• Material for this exercise:
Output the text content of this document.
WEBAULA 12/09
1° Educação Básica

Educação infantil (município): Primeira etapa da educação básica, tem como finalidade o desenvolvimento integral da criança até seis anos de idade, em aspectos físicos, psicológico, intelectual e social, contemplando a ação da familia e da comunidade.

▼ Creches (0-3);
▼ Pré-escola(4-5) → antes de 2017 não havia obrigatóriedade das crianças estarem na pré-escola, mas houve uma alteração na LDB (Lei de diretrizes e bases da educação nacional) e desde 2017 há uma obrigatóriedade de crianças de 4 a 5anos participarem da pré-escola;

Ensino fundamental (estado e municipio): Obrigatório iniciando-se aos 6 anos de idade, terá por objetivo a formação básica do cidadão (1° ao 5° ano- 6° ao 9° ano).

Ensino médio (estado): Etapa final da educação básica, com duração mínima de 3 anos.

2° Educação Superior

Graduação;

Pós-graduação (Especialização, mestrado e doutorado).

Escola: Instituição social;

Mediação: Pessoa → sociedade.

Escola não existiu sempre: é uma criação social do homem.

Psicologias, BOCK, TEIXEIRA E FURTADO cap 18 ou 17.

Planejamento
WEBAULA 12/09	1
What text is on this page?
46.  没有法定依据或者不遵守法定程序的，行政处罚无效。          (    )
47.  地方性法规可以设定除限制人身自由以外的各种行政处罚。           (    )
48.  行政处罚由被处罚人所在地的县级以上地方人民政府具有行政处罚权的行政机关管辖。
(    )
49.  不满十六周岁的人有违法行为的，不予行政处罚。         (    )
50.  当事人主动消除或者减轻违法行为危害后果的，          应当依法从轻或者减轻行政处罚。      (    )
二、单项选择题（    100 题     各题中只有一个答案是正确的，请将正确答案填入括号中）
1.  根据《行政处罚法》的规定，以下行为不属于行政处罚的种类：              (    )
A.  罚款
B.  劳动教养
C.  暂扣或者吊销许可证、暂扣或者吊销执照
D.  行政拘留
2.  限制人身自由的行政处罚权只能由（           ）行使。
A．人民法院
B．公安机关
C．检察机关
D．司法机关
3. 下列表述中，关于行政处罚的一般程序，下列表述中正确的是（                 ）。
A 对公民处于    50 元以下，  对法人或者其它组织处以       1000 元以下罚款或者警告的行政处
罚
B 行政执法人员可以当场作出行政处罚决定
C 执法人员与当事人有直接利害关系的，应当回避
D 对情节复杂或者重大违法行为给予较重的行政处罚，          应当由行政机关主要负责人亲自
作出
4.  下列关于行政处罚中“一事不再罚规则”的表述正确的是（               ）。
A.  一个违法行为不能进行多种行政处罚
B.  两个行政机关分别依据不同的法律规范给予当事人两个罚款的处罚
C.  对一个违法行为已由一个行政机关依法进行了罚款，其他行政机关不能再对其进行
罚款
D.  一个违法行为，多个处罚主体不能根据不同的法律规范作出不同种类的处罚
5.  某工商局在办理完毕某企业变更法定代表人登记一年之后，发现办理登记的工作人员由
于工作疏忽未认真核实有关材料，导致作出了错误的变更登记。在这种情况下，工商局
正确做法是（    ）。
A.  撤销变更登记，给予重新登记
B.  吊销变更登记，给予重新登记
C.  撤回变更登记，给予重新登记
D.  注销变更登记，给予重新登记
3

• Exercise description: Search the records for the word "给予重新登记", then list every line that has it.

• Result of this task:
A.  撤销变更登记，给予重新登记
B.  吊销变更登记，给予重新登记
C.  撤回变更登记，给予重新登记
D.  注销变更登记，给予重新登记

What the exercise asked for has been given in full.